GOAL: Write out the data below in full. Keep it exact.

Extracted records
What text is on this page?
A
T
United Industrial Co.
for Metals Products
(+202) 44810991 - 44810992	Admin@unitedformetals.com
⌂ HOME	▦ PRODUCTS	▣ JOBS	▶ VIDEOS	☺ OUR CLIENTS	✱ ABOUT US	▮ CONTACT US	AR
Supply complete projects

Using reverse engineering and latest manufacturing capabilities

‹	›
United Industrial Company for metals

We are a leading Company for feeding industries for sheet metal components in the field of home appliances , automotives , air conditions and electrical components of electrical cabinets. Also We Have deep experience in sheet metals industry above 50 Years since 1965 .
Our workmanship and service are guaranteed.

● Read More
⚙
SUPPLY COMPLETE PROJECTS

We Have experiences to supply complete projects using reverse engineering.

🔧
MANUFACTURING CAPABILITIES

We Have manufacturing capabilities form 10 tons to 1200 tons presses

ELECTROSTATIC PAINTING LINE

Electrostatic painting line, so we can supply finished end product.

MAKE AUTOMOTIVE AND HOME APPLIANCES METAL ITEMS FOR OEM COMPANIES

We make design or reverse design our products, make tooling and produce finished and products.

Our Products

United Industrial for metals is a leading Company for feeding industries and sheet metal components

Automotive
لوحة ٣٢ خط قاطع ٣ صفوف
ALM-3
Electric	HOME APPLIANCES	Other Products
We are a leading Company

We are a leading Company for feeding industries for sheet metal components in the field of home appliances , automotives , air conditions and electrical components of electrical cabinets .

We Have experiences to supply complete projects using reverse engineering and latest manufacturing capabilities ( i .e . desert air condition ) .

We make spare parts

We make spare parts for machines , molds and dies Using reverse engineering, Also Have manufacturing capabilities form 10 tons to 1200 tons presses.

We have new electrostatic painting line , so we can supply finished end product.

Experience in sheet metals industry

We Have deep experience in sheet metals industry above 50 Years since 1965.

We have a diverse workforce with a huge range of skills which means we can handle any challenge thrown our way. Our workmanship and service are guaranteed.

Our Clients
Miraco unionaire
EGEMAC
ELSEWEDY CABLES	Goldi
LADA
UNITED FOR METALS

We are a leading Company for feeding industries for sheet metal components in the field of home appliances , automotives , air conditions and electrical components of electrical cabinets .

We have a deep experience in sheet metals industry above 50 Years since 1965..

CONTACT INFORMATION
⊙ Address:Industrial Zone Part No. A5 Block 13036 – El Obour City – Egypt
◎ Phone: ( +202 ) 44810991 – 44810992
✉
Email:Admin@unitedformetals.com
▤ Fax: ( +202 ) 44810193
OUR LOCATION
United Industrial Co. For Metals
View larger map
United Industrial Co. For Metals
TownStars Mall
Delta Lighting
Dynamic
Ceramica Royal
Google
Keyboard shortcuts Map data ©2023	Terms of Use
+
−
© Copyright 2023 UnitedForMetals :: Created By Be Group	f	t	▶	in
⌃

SOLUTION:
What text is on this page?
A
T
United Industrial Co.
for Metals Products
(+202) 44810991 - 44810992	Admin@unitedformetals.com
⌂ HOME	▦ PRODUCTS	▣ JOBS	▶ VIDEOS	☺ OUR CLIENTS	✱ ABOUT US	▮ CONTACT US	AR
Supply complete projects

Using reverse engineering and latest manufacturing capabilities

‹	›
United Industrial Company for metals

We are a leading Company for feeding industries for sheet metal components in the field of home appliances , automotives , air conditions and electrical components of electrical cabinets. Also We Have deep experience in sheet metals industry above 50 Years since 1965 .
Our workmanship and service are guaranteed.

● Read More
⚙
SUPPLY COMPLETE PROJECTS

We Have experiences to supply complete projects using reverse engineering.

🔧
MANUFACTURING CAPABILITIES

We Have manufacturing capabilities form 10 tons to 1200 tons presses

ELECTROSTATIC PAINTING LINE

Electrostatic painting line, so we can supply finished end product.

MAKE AUTOMOTIVE AND HOME APPLIANCES METAL ITEMS FOR OEM COMPANIES

We make design or reverse design our products, make tooling and produce finished and products.

Our Products

United Industrial for metals is a leading Company for feeding industries and sheet metal components

Automotive
لوحة ٣٢ خط قاطع ٣ صفوف
ALM-3
Electric	HOME APPLIANCES	Other Products
We are a leading Company

We are a leading Company for feeding industries for sheet metal components in the field of home appliances , automotives , air conditions and electrical components of electrical cabinets .

We Have experiences to supply complete projects using reverse engineering and latest manufacturing capabilities ( i .e . desert air condition ) .

We make spare parts

We make spare parts for machines , molds and dies Using reverse engineering, Also Have manufacturing capabilities form 10 tons to 1200 tons presses.

We have new electrostatic painting line , so we can supply finished end product.

Experience in sheet metals industry

We Have deep experience in sheet metals industry above 50 Years since 1965.

We have a diverse workforce with a huge range of skills which means we can handle any challenge thrown our way. Our workmanship and service are guaranteed.

Our Clients
Miraco unionaire
EGEMAC
ELSEWEDY CABLES	Goldi
LADA
UNITED FOR METALS

We are a leading Company for feeding industries for sheet metal components in the field of home appliances , automotives , air conditions and electrical components of electrical cabinets .

We have a deep experience in sheet metals industry above 50 Years since 1965..

CONTACT INFORMATION
⊙ Address:Industrial Zone Part No. A5 Block 13036 – El Obour City – Egypt
◎ Phone: ( +202 ) 44810991 – 44810992
✉
Email:Admin@unitedformetals.com
▤ Fax: ( +202 ) 44810193
OUR LOCATION
United Industrial Co. For Metals
View larger map
United Industrial Co. For Metals
TownStars Mall
Delta Lighting
Dynamic
Ceramica Royal
Google
Keyboard shortcuts Map data ©2023	Terms of Use
+
−
© Copyright 2023 UnitedForMetals :: Created By Be Group	f	t	▶	in
⌃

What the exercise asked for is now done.